The Model Penal Code grouped attempt with conspiracy and solicitation as “inchoate” crimes of
general application. It addressed a number of questions that had until then divided commentators,
courts, and legislators.
A majority of the states use the Model Penal Code approach as a guide, but deviate with some
regularity. The same might be said of the approach of the National Commission established to
recommend revision of federal criminal law shortly after the Model Penal Code was approved.
The National Commission recommended a revision of title 18 of the United States Code that
included a series of “offenses of general applicability”—attempt, facilitation, solicitation,
conspiracy, and regulatory offenses.
In spite of efforts that persisted for more than a decade, Congress never enacted the National
Commission’s recommended revision of title 18. It did, however, continue to outlaw a growing
number of attempts to commit specific federal offenses. In doing so, it rarely did more than
outlaw an attempt to commit a particular substantive crime and set its punishment. Beyond that,
development of the federal law of attempt has been the work of the federal courts.

§

Set exercise 1:
Rewrite the paragraph of the passage on attempt law that begins "In spite of efforts" more briefly, keeping its main facts.

Dataset entries:
§

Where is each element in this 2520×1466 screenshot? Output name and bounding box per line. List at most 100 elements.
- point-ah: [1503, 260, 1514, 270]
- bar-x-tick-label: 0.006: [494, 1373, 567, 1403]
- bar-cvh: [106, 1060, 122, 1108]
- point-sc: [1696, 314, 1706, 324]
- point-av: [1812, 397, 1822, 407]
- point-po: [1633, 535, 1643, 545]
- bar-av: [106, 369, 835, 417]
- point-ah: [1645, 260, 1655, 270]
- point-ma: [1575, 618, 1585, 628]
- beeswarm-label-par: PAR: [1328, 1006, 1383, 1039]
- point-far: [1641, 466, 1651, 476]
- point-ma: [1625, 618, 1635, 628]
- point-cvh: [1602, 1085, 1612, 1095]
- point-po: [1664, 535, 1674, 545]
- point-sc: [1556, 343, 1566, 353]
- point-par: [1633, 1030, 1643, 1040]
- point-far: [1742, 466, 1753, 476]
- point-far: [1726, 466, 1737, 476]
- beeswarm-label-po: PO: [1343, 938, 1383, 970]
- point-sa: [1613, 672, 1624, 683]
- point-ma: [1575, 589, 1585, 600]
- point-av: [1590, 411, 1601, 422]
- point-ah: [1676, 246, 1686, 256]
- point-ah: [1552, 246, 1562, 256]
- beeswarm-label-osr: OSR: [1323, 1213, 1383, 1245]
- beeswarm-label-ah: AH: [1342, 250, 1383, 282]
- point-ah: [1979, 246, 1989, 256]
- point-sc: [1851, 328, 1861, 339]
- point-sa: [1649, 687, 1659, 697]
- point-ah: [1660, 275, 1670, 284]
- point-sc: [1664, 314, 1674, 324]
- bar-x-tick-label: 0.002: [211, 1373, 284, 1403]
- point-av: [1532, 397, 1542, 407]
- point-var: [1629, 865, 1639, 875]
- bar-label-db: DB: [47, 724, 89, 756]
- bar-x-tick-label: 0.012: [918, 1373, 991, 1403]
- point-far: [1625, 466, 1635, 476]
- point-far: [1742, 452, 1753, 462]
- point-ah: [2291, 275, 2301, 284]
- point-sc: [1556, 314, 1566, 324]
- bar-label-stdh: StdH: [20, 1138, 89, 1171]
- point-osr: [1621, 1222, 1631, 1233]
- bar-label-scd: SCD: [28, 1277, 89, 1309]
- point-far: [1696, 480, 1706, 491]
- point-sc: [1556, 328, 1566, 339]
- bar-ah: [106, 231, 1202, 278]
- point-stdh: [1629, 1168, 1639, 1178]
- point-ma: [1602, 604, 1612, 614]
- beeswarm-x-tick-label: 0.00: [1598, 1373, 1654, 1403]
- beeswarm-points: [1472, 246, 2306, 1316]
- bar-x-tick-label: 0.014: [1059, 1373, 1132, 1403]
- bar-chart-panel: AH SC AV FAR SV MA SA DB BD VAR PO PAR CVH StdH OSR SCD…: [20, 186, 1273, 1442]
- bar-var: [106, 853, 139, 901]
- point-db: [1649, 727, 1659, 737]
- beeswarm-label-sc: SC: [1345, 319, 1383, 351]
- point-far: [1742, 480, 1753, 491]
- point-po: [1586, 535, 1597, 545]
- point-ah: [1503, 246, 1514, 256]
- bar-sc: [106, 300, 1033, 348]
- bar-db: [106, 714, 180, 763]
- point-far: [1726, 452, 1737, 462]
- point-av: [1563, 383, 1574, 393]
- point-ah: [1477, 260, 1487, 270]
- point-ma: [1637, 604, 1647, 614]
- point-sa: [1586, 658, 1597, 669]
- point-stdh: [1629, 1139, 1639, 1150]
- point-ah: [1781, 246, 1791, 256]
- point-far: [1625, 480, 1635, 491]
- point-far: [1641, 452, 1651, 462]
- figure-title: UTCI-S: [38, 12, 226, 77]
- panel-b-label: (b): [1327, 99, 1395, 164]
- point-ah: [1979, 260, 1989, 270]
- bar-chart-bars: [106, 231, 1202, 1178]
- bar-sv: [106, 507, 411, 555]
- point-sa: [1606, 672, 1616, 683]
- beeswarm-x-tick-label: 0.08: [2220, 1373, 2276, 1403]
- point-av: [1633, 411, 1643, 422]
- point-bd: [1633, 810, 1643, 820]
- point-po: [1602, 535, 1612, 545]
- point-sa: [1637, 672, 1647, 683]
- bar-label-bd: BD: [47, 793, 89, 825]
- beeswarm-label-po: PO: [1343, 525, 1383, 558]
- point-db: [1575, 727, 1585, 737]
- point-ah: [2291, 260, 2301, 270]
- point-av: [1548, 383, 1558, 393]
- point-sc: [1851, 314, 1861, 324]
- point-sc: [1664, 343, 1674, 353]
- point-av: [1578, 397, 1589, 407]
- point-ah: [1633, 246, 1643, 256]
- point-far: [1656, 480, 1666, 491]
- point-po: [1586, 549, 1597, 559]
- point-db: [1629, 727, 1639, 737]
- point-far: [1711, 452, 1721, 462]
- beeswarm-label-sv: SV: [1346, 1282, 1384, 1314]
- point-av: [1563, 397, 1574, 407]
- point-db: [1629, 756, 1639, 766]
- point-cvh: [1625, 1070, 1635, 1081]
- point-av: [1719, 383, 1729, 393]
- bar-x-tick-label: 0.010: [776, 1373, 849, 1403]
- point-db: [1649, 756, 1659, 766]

§

Set exercise 2:
Set down lines of the records exactly as they appear. Begin at the first line of the records and stop after the line that contains "- beeswarm-label-ah: AH: [1342, 250, 1383, 282]".

Complete answer 1:
Despite more than a decade of efforts, Congress never enacted the National Commission's recommended revision of title 18. It did keep outlawing attempts to commit a growing number of specific federal offenses, but it usually only prohibited the attempt and set its punishment. Beyond that, the federal courts have developed the federal law of attempt.

Complete answer 2:
Where is each element in this 2520×1466 screenshot? Output name and bounding box per line. List at most 100 elements.
- point-ah: [1503, 260, 1514, 270]
- bar-x-tick-label: 0.006: [494, 1373, 567, 1403]
- bar-cvh: [106, 1060, 122, 1108]
- point-sc: [1696, 314, 1706, 324]
- point-av: [1812, 397, 1822, 407]
- point-po: [1633, 535, 1643, 545]
- bar-av: [106, 369, 835, 417]
- point-ah: [1645, 260, 1655, 270]
- point-ma: [1575, 618, 1585, 628]
- beeswarm-label-par: PAR: [1328, 1006, 1383, 1039]
- point-far: [1641, 466, 1651, 476]
- point-ma: [1625, 618, 1635, 628]
- point-cvh: [1602, 1085, 1612, 1095]
- point-po: [1664, 535, 1674, 545]
- point-sc: [1556, 343, 1566, 353]
- point-par: [1633, 1030, 1643, 1040]
- point-far: [1742, 466, 1753, 476]
- point-far: [1726, 466, 1737, 476]
- beeswarm-label-po: PO: [1343, 938, 1383, 970]
- point-sa: [1613, 672, 1624, 683]
- point-ma: [1575, 589, 1585, 600]
- point-av: [1590, 411, 1601, 422]
- point-ah: [1676, 246, 1686, 256]
- point-ah: [1552, 246, 1562, 256]
- beeswarm-label-osr: OSR: [1323, 1213, 1383, 1245]
- beeswarm-label-ah: AH: [1342, 250, 1383, 282]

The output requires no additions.